Gather each line of the records where "Зарегистрироваться" appears.

▶ _A run of records_:
--
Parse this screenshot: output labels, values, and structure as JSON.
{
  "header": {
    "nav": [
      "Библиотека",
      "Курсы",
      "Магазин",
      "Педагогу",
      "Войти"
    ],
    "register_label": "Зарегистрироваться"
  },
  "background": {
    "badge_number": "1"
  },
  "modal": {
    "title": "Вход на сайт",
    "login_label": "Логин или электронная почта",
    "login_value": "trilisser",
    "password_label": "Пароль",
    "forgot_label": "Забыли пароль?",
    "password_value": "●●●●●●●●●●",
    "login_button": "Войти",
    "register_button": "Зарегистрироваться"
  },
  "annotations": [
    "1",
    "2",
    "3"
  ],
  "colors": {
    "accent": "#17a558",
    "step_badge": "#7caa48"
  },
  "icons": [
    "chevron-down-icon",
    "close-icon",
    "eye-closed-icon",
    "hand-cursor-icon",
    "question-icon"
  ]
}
--
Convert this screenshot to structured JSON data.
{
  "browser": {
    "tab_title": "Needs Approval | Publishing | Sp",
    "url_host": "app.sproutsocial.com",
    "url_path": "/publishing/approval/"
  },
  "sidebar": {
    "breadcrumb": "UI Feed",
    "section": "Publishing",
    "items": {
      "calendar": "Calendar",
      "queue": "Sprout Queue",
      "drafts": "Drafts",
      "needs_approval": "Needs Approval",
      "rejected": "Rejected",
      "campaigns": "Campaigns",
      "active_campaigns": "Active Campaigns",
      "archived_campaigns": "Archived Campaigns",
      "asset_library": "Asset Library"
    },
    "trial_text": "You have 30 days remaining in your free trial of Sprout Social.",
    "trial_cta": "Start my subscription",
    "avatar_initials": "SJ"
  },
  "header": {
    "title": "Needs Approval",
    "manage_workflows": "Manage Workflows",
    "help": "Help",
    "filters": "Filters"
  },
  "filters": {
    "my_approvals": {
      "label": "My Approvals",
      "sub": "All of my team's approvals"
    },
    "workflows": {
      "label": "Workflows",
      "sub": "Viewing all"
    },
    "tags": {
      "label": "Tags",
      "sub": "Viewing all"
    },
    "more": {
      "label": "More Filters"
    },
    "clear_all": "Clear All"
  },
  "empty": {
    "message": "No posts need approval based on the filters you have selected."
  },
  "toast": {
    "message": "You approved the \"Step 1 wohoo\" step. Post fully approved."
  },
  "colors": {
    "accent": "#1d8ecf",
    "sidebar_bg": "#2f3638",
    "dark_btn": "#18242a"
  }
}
--
▶ _Solved exercise_:
    "register_label": "Зарегистрироваться"
    "register_button": "Зарегистрироваться"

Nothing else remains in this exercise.